[START Data provided]

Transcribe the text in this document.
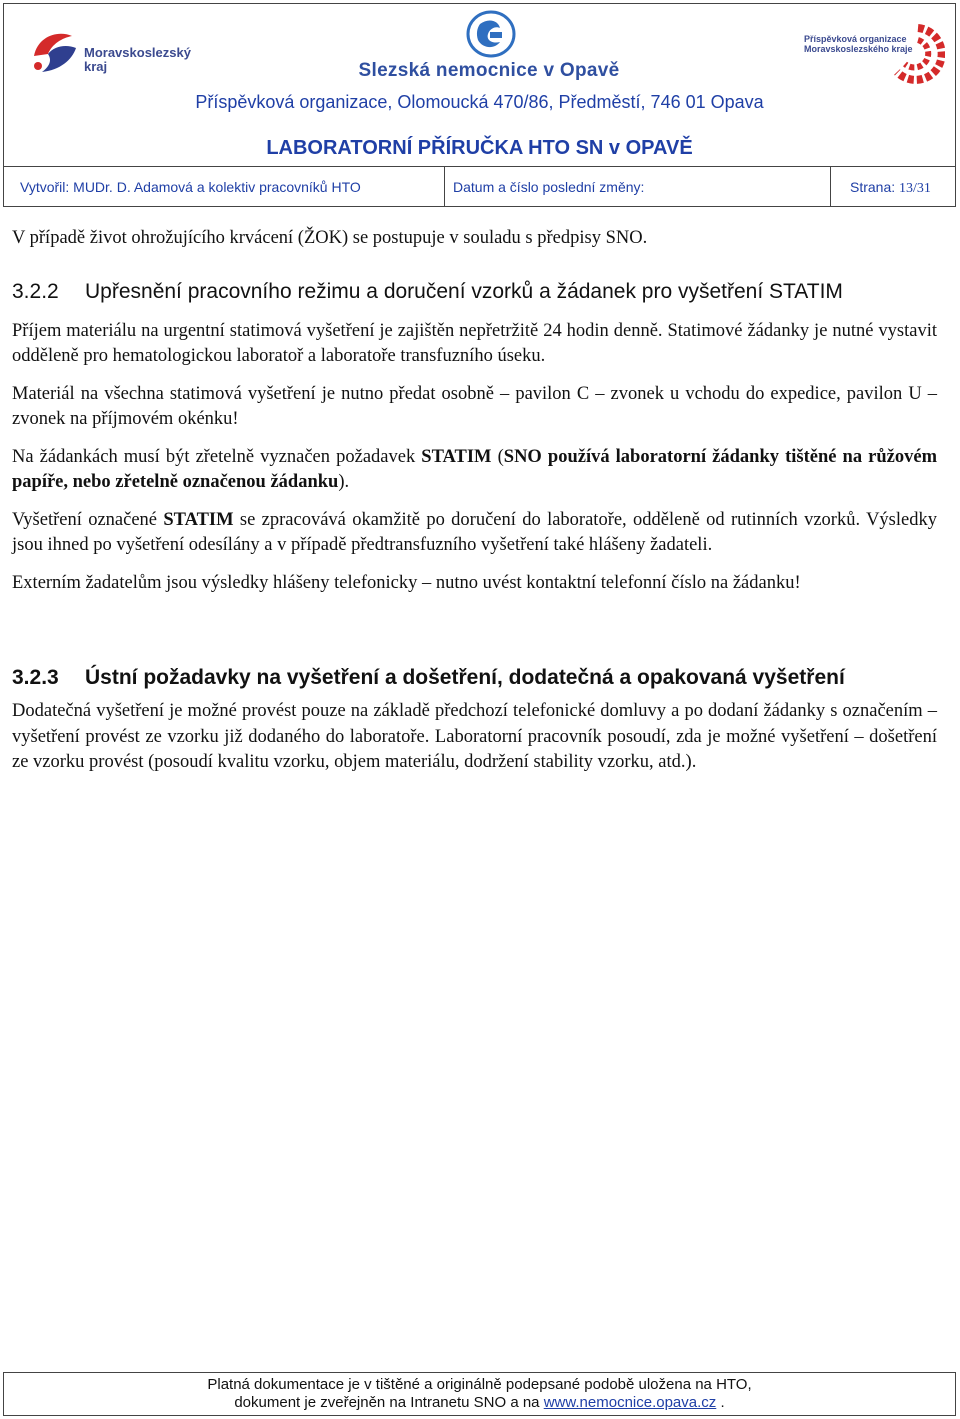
Moravskoslezský
kraj	Slezská nemocnice v Opavě
Příspěvková organizace
Moravskoslezského kraje
Příspěvková organizace, Olomoucká 470/86, Předměstí, 746 01 Opava
LABORATORNÍ PŘÍRUČKA HTO SN v OPAVĚ
Vytvořil: MUDr. D. Adamová a kolektiv pracovníků HTO	Datum a číslo poslední změny:	Strana: 13/31

V případě život ohrožujícího krvácení (ŽOK) se postupuje v souladu s předpisy SNO.

3.2.2 Upřesnění pracovního režimu a doručení vzorků a žádanek pro vyšetření STATIM

Příjem materiálu na urgentní statimová vyšetření je zajištěn nepřetržitě 24 hodin denně. Statimové žádanky je nutné vystavit odděleně pro hematologickou laboratoř a laboratoře transfuzního úseku.

Materiál na všechna statimová vyšetření je nutno předat osobně – pavilon C – zvonek u vchodu do expedice, pavilon U – zvonek na příjmovém okénku!

Na žádankách musí být zřetelně vyznačen požadavek STATIM (SNO používá laboratorní žádanky tištěné na růžovém papíře, nebo zřetelně označenou žádanku).

Vyšetření označené STATIM se zpracovává okamžitě po doručení do laboratoře, odděleně od rutinních vzorků. Výsledky jsou ihned po vyšetření odesílány a v případě předtransfuzního vyšetření také hlášeny žadateli.

Externím žadatelům jsou výsledky hlášeny telefonicky – nutno uvést kontaktní telefonní číslo na žádanku!

3.2.3 Ústní požadavky na vyšetření a došetření, dodatečná a opakovaná vyšetření

Dodatečná vyšetření je možné provést pouze na základě předchozí telefonické domluvy a po dodaní žádanky s označením – vyšetření provést ze vzorku již dodaného do laboratoře. Laboratorní pracovník posoudí, zda je možné vyšetření – došetření ze vzorku provést (posoudí kvalitu vzorku, objem materiálu, dodržení stability vzorku, atd.).

Platná dokumentace je v tištěné a originálně podepsané podobě uložena na HTO,
dokument je zveřejněn na Intranetu SNO a na www.nemocnice.opava.cz .
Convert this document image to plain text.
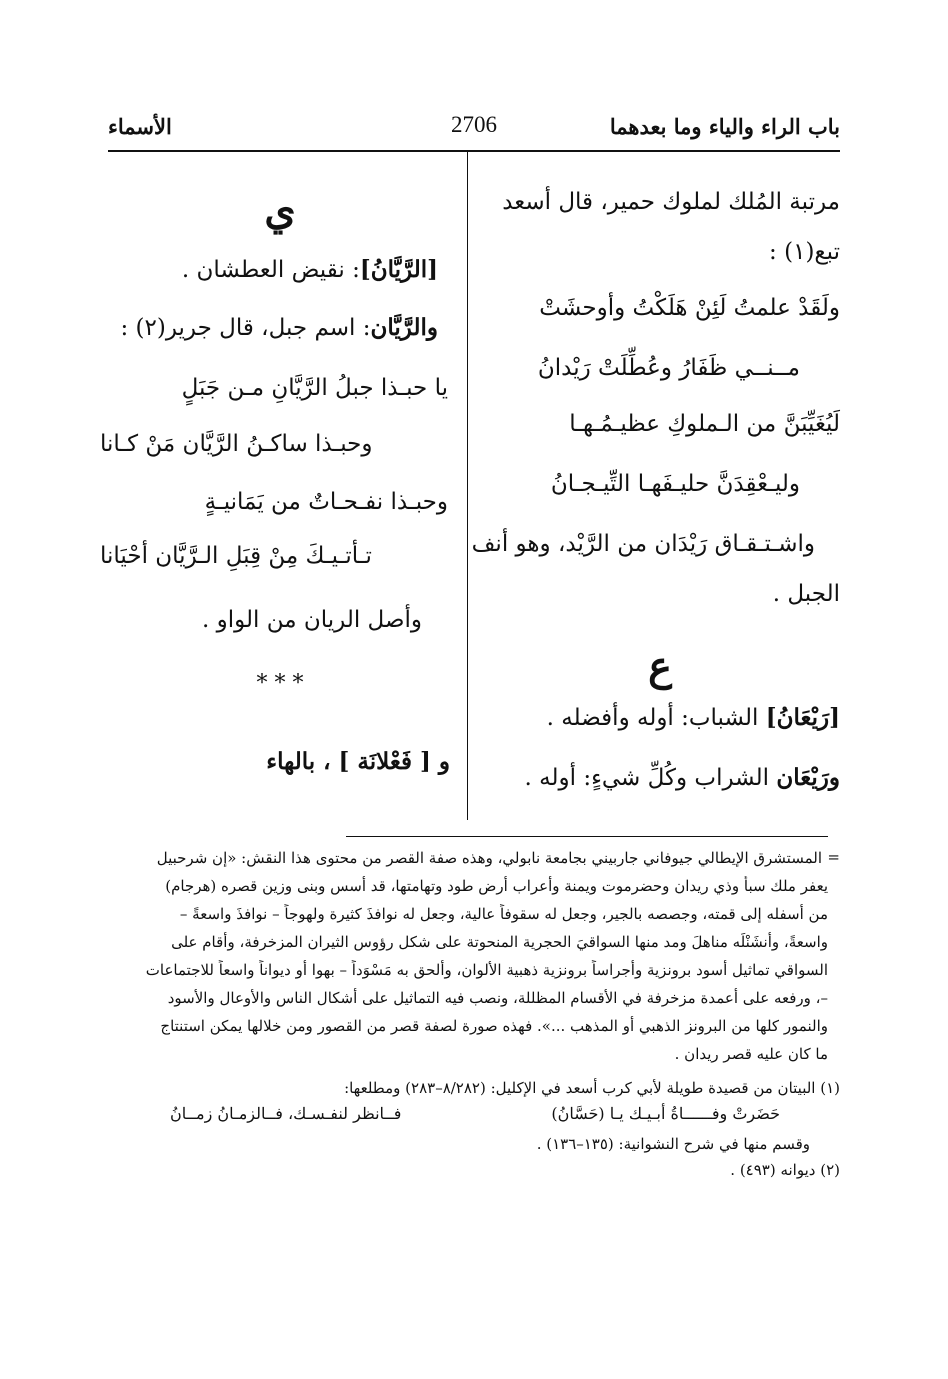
باب الراء والياء وما بعدهما
2706
الأسماء
مرتبة المُلك لملوك حمير، قال أسعد
تبع(١) :
ولَقَدْ علمتُ لَئِنْ هَلَكْتُ وأوحشَتْ
مــنــي ظَفَارُ وعُطِّلَتْ رَيْدانُ
لَيُغَيِّبَنَّ من الـملوكِ عظيـمُـهـا
وليـعْقِدَنَّ حليـفَهـا التِّيـجـانُ
واشـتـقـاق رَيْدَان من الرَّيْد، وهو أنف
الجبل .
ع
[رَيْعَانُ] الشباب: أوله وأفضله .
ورَيْعَان الشراب وكُلِّ شيءٍ: أوله .
ي
[الرَّيَّانُ]: نقيض العطشان .
والرَّيَّان: اسم جبل، قال جرير(٢) :
يا حبـذا جبلُ الرَّيَّانِ مـن جَبَلٍ
وحبـذا ساكـنُ الرَّيَّان مَنْ كـانا
وحبـذا نفـحـاتٌ من يَمَانيـةٍ
تـأتـيـكَ مِنْ قِبَلِ الـرَّيَّان أحْيَانا
وأصل الريان من الواو .
* * *
و [ فَعْلانَة ] ، بالهاء
=
المستشرق الإيطالي جيوفاني جاربيني بجامعة نابولي، وهذه صفة القصر من محتوى هذا النقش: «إن شرحبيل
يعفر ملك سبأ وذي ريدان وحضرموت ويمنة وأعراب أرض طود وتهامتها، قد أسس وبنى وزين قصره (هرجام)
من أسفله إلى قمته، وجصصه بالجير، وجعل له سقوفاً عالية، وجعل له نوافذَ كثيرة ولهوجاً – نوافذَ واسعةً –
واسعةً، وأنشَنْلَه مناهلَ ومد منها السواقيَ الحجرية المنحوتة على شكل رؤوس الثيران المزخرفة، وأقام على
السواقي تماثيل أسود برونزية وأجراساً برونزية ذهبية الألوان، وألحق به مَسْوَداً – بهوا أو ديواناً واسعاً للاجتماعات
–، ورفعه على أعمدة مزخرفة في الأقسام المظللة، ونصب فيه التماثيل على أشكال الناس والأوعال والأسود
والنمور كلها من البرونز الذهبي أو المذهب ...». فهذه صورة لصفة قصر من القصور ومن خلالها يمكن استنتاج
ما كان عليه قصر ريدان .
(١) البيتان من قصيدة طويلة لأبي كرب أسعد في الإكليل: (٨/٢٨٢–٢٨٣) ومطلعها:
حَضَرتْ وفــــــاةُ أبـيـك يـا (حَسَّانُ)
فــانظر لنفـسـك، فــالزمـانُ زمــانُ
وقسم منها في شرح النشوانية: (١٣٥–١٣٦) .
(٢) ديوانه (٤٩٣) .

[END Data provided]

## Exercise description
Report how many lines in the listing above include the word "ريدان". Give nothing but the number.

## Correct response
2